Return all the data below as it stands, minus the pictures.

········

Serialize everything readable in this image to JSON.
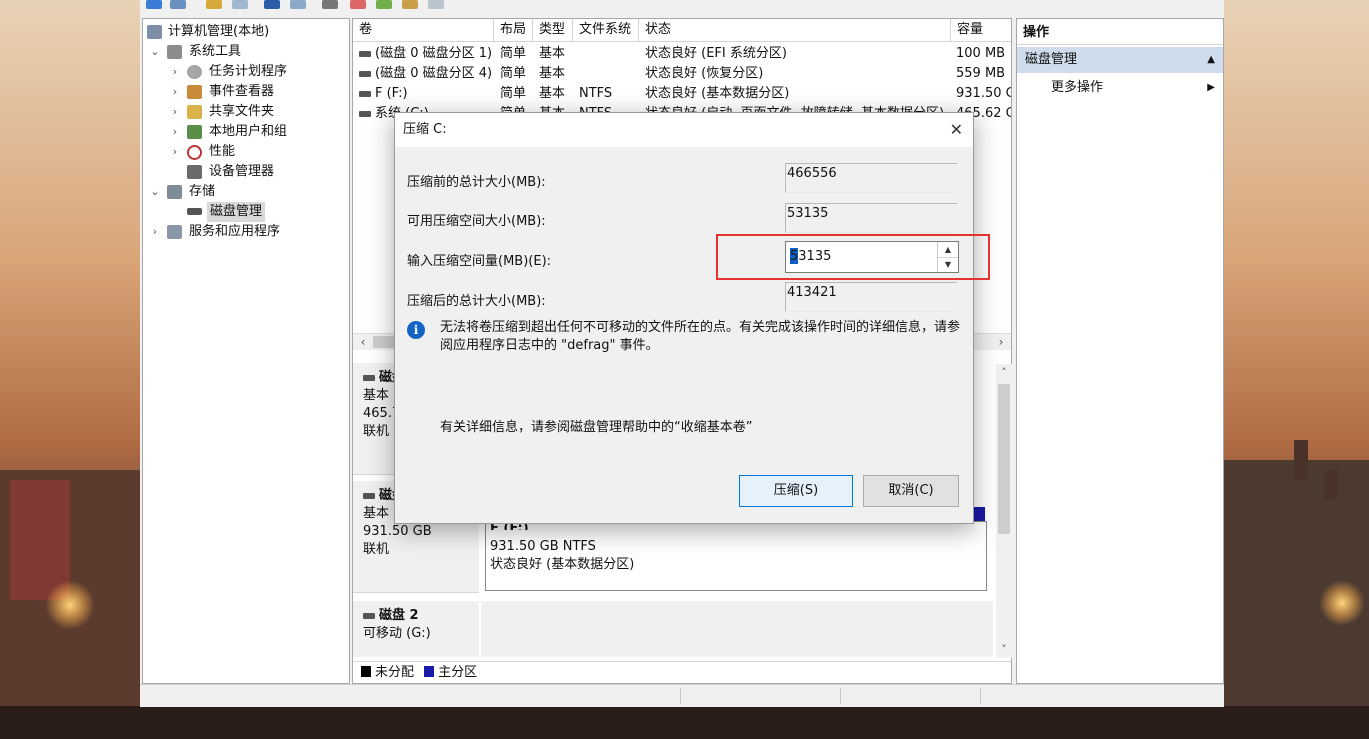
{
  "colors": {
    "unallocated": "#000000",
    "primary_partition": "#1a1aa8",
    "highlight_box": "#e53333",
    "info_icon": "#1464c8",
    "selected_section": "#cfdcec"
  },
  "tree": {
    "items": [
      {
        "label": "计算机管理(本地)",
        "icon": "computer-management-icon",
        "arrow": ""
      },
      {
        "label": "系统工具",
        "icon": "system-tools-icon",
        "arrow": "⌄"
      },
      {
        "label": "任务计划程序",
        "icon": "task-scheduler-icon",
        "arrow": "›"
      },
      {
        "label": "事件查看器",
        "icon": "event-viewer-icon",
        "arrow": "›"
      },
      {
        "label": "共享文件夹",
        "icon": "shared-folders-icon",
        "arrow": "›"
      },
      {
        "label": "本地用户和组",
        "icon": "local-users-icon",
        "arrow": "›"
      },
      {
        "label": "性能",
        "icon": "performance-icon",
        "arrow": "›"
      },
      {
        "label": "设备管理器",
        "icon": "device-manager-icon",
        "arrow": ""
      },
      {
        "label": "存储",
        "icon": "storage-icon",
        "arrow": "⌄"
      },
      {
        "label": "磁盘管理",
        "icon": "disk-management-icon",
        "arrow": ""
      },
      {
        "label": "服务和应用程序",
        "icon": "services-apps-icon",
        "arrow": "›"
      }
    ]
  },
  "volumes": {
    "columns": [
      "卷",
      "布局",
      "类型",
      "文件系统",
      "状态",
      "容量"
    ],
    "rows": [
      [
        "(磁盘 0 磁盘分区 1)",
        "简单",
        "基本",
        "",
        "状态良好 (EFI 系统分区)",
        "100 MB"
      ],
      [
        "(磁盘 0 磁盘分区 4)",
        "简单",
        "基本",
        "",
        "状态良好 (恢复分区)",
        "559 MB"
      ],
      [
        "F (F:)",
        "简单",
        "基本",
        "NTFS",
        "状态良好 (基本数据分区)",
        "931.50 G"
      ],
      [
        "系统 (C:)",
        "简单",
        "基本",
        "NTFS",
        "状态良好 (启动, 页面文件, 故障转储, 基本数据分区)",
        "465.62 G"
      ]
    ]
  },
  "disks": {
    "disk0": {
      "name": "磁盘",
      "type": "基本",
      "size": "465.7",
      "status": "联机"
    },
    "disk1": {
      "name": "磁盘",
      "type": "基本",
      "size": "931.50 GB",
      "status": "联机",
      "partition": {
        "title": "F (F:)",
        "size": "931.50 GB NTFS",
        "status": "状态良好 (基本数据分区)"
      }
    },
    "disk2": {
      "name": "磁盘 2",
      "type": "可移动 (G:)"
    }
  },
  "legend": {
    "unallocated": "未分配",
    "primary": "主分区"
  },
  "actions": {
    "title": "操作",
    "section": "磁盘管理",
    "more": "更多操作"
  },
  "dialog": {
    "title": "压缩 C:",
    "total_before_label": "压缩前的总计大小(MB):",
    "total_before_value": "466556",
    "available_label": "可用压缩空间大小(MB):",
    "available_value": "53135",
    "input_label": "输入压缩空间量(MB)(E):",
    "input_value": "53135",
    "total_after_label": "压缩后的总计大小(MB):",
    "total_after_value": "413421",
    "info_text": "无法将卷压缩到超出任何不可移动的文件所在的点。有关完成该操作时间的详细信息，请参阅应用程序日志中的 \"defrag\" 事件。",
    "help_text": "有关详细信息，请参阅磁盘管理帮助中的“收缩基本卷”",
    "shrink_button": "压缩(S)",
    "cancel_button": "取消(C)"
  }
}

········

Exercise answer:
Serialize everything readable in this image to JSON.
{
  "colors": {
    "unallocated": "#000000",
    "primary_partition": "#1a1aa8",
    "highlight_box": "#e53333",
    "info_icon": "#1464c8",
    "selected_section": "#cfdcec"
  },
  "tree": {
    "items": [
      {
        "label": "计算机管理(本地)",
        "icon": "computer-management-icon",
        "arrow": ""
      },
      {
        "label": "系统工具",
        "icon": "system-tools-icon",
        "arrow": "⌄"
      },
      {
        "label": "任务计划程序",
        "icon": "task-scheduler-icon",
        "arrow": "›"
      },
      {
        "label": "事件查看器",
        "icon": "event-viewer-icon",
        "arrow": "›"
      },
      {
        "label": "共享文件夹",
        "icon": "shared-folders-icon",
        "arrow": "›"
      },
      {
        "label": "本地用户和组",
        "icon": "local-users-icon",
        "arrow": "›"
      },
      {
        "label": "性能",
        "icon": "performance-icon",
        "arrow": "›"
      },
      {
        "label": "设备管理器",
        "icon": "device-manager-icon",
        "arrow": ""
      },
      {
        "label": "存储",
        "icon": "storage-icon",
        "arrow": "⌄"
      },
      {
        "label": "磁盘管理",
        "icon": "disk-management-icon",
        "arrow": ""
      },
      {
        "label": "服务和应用程序",
        "icon": "services-apps-icon",
        "arrow": "›"
      }
    ]
  },
  "volumes": {
    "columns": [
      "卷",
      "布局",
      "类型",
      "文件系统",
      "状态",
      "容量"
    ],
    "rows": [
      [
        "(磁盘 0 磁盘分区 1)",
        "简单",
        "基本",
        "",
        "状态良好 (EFI 系统分区)",
        "100 MB"
      ],
      [
        "(磁盘 0 磁盘分区 4)",
        "简单",
        "基本",
        "",
        "状态良好 (恢复分区)",
        "559 MB"
      ],
      [
        "F (F:)",
        "简单",
        "基本",
        "NTFS",
        "状态良好 (基本数据分区)",
        "931.50 G"
      ],
      [
        "系统 (C:)",
        "简单",
        "基本",
        "NTFS",
        "状态良好 (启动, 页面文件, 故障转储, 基本数据分区)",
        "465.62 G"
      ]
    ]
  },
  "disks": {
    "disk0": {
      "name": "磁盘",
      "type": "基本",
      "size": "465.7",
      "status": "联机"
    },
    "disk1": {
      "name": "磁盘",
      "type": "基本",
      "size": "931.50 GB",
      "status": "联机",
      "partition": {
        "title": "F (F:)",
        "size": "931.50 GB NTFS",
        "status": "状态良好 (基本数据分区)"
      }
    },
    "disk2": {
      "name": "磁盘 2",
      "type": "可移动 (G:)"
    }
  },
  "legend": {
    "unallocated": "未分配",
    "primary": "主分区"
  },
  "actions": {
    "title": "操作",
    "section": "磁盘管理",
    "more": "更多操作"
  },
  "dialog": {
    "title": "压缩 C:",
    "total_before_label": "压缩前的总计大小(MB):",
    "total_before_value": "466556",
    "available_label": "可用压缩空间大小(MB):",
    "available_value": "53135",
    "input_label": "输入压缩空间量(MB)(E):",
    "input_value": "53135",
    "total_after_label": "压缩后的总计大小(MB):",
    "total_after_value": "413421",
    "info_text": "无法将卷压缩到超出任何不可移动的文件所在的点。有关完成该操作时间的详细信息，请参阅应用程序日志中的 \"defrag\" 事件。",
    "help_text": "有关详细信息，请参阅磁盘管理帮助中的“收缩基本卷”",
    "shrink_button": "压缩(S)",
    "cancel_button": "取消(C)"
  }
}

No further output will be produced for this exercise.